**Set task:**
Could you transcribe the material below exactly, without leaving out a single line?

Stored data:
• • • •

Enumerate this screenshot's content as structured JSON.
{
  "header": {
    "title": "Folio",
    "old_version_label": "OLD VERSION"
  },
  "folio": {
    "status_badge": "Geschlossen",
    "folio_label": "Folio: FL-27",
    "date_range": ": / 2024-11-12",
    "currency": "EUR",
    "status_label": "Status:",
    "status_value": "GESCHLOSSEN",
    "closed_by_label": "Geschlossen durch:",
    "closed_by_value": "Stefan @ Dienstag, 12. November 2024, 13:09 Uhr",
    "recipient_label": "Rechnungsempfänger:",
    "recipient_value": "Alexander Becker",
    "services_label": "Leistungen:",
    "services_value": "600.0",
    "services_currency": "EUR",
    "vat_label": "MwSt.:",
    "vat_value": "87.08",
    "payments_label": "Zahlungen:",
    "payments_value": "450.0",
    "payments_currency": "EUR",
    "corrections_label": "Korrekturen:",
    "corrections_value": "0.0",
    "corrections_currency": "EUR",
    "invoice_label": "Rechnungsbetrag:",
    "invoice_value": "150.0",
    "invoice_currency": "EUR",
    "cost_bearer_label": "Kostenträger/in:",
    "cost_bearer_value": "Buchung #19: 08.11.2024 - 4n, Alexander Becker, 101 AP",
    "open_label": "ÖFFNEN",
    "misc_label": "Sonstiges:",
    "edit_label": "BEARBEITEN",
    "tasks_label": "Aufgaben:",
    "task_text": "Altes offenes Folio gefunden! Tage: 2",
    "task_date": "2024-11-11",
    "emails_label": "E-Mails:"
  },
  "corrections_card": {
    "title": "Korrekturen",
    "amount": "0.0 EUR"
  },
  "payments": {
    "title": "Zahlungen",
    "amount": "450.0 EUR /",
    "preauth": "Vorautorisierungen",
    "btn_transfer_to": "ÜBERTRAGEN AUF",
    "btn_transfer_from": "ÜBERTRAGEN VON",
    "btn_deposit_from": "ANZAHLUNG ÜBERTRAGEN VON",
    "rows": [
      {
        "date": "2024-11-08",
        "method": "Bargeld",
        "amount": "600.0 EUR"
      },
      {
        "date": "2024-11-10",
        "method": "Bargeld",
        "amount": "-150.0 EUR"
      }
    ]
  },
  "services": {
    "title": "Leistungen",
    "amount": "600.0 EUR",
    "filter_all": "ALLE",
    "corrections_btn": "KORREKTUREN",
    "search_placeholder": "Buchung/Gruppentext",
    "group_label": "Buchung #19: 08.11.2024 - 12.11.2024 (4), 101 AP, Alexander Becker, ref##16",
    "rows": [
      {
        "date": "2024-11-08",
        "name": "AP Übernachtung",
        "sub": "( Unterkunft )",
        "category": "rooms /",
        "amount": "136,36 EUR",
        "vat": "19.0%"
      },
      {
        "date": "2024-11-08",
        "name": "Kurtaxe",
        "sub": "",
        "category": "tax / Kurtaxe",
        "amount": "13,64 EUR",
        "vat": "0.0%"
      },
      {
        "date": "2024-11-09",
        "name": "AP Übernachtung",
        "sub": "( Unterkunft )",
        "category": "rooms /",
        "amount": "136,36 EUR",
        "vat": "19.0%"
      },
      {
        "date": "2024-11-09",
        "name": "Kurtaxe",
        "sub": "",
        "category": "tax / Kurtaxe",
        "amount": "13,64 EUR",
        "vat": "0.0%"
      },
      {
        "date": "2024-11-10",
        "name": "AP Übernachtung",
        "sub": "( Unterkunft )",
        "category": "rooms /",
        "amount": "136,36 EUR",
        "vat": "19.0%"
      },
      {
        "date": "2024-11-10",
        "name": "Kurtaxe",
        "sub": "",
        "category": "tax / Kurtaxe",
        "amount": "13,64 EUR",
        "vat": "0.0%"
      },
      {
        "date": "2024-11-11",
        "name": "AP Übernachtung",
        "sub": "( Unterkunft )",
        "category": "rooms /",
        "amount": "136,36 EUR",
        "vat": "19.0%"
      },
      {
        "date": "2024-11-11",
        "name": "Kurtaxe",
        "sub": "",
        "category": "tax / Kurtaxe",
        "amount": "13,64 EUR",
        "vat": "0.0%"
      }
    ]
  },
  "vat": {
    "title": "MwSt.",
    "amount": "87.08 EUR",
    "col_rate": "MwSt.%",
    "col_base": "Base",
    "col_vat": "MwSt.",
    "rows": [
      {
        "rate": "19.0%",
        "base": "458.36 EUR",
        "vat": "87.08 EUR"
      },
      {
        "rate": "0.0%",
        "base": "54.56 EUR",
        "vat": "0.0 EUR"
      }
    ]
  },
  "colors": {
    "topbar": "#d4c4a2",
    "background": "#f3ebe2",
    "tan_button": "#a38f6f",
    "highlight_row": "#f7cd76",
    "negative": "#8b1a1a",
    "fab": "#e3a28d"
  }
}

• • • •

**Result of this exercise:**
Enumerate this screenshot's content as structured JSON.
{
  "header": {
    "title": "Folio",
    "old_version_label": "OLD VERSION"
  },
  "folio": {
    "status_badge": "Geschlossen",
    "folio_label": "Folio: FL-27",
    "date_range": ": / 2024-11-12",
    "currency": "EUR",
    "status_label": "Status:",
    "status_value": "GESCHLOSSEN",
    "closed_by_label": "Geschlossen durch:",
    "closed_by_value": "Stefan @ Dienstag, 12. November 2024, 13:09 Uhr",
    "recipient_label": "Rechnungsempfänger:",
    "recipient_value": "Alexander Becker",
    "services_label": "Leistungen:",
    "services_value": "600.0",
    "services_currency": "EUR",
    "vat_label": "MwSt.:",
    "vat_value": "87.08",
    "payments_label": "Zahlungen:",
    "payments_value": "450.0",
    "payments_currency": "EUR",
    "corrections_label": "Korrekturen:",
    "corrections_value": "0.0",
    "corrections_currency": "EUR",
    "invoice_label": "Rechnungsbetrag:",
    "invoice_value": "150.0",
    "invoice_currency": "EUR",
    "cost_bearer_label": "Kostenträger/in:",
    "cost_bearer_value": "Buchung #19: 08.11.2024 - 4n, Alexander Becker, 101 AP",
    "open_label": "ÖFFNEN",
    "misc_label": "Sonstiges:",
    "edit_label": "BEARBEITEN",
    "tasks_label": "Aufgaben:",
    "task_text": "Altes offenes Folio gefunden! Tage: 2",
    "task_date": "2024-11-11",
    "emails_label": "E-Mails:"
  },
  "corrections_card": {
    "title": "Korrekturen",
    "amount": "0.0 EUR"
  },
  "payments": {
    "title": "Zahlungen",
    "amount": "450.0 EUR /",
    "preauth": "Vorautorisierungen",
    "btn_transfer_to": "ÜBERTRAGEN AUF",
    "btn_transfer_from": "ÜBERTRAGEN VON",
    "btn_deposit_from": "ANZAHLUNG ÜBERTRAGEN VON",
    "rows": [
      {
        "date": "2024-11-08",
        "method": "Bargeld",
        "amount": "600.0 EUR"
      },
      {
        "date": "2024-11-10",
        "method": "Bargeld",
        "amount": "-150.0 EUR"
      }
    ]
  },
  "services": {
    "title": "Leistungen",
    "amount": "600.0 EUR",
    "filter_all": "ALLE",
    "corrections_btn": "KORREKTUREN",
    "search_placeholder": "Buchung/Gruppentext",
    "group_label": "Buchung #19: 08.11.2024 - 12.11.2024 (4), 101 AP, Alexander Becker, ref##16",
    "rows": [
      {
        "date": "2024-11-08",
        "name": "AP Übernachtung",
        "sub": "( Unterkunft )",
        "category": "rooms /",
        "amount": "136,36 EUR",
        "vat": "19.0%"
      },
      {
        "date": "2024-11-08",
        "name": "Kurtaxe",
        "sub": "",
        "category": "tax / Kurtaxe",
        "amount": "13,64 EUR",
        "vat": "0.0%"
      },
      {
        "date": "2024-11-09",
        "name": "AP Übernachtung",
        "sub": "( Unterkunft )",
        "category": "rooms /",
        "amount": "136,36 EUR",
        "vat": "19.0%"
      },
      {
        "date": "2024-11-09",
        "name": "Kurtaxe",
        "sub": "",
        "category": "tax / Kurtaxe",
        "amount": "13,64 EUR",
        "vat": "0.0%"
      },
      {
        "date": "2024-11-10",
        "name": "AP Übernachtung",
        "sub": "( Unterkunft )",
        "category": "rooms /",
        "amount": "136,36 EUR",
        "vat": "19.0%"
      },
      {
        "date": "2024-11-10",
        "name": "Kurtaxe",
        "sub": "",
        "category": "tax / Kurtaxe",
        "amount": "13,64 EUR",
        "vat": "0.0%"
      },
      {
        "date": "2024-11-11",
        "name": "AP Übernachtung",
        "sub": "( Unterkunft )",
        "category": "rooms /",
        "amount": "136,36 EUR",
        "vat": "19.0%"
      },
      {
        "date": "2024-11-11",
        "name": "Kurtaxe",
        "sub": "",
        "category": "tax / Kurtaxe",
        "amount": "13,64 EUR",
        "vat": "0.0%"
      }
    ]
  },
  "vat": {
    "title": "MwSt.",
    "amount": "87.08 EUR",
    "col_rate": "MwSt.%",
    "col_base": "Base",
    "col_vat": "MwSt.",
    "rows": [
      {
        "rate": "19.0%",
        "base": "458.36 EUR",
        "vat": "87.08 EUR"
      },
      {
        "rate": "0.0%",
        "base": "54.56 EUR",
        "vat": "0.0 EUR"
      }
    ]
  },
  "colors": {
    "topbar": "#d4c4a2",
    "background": "#f3ebe2",
    "tan_button": "#a38f6f",
    "highlight_row": "#f7cd76",
    "negative": "#8b1a1a",
    "fab": "#e3a28d"
  }
}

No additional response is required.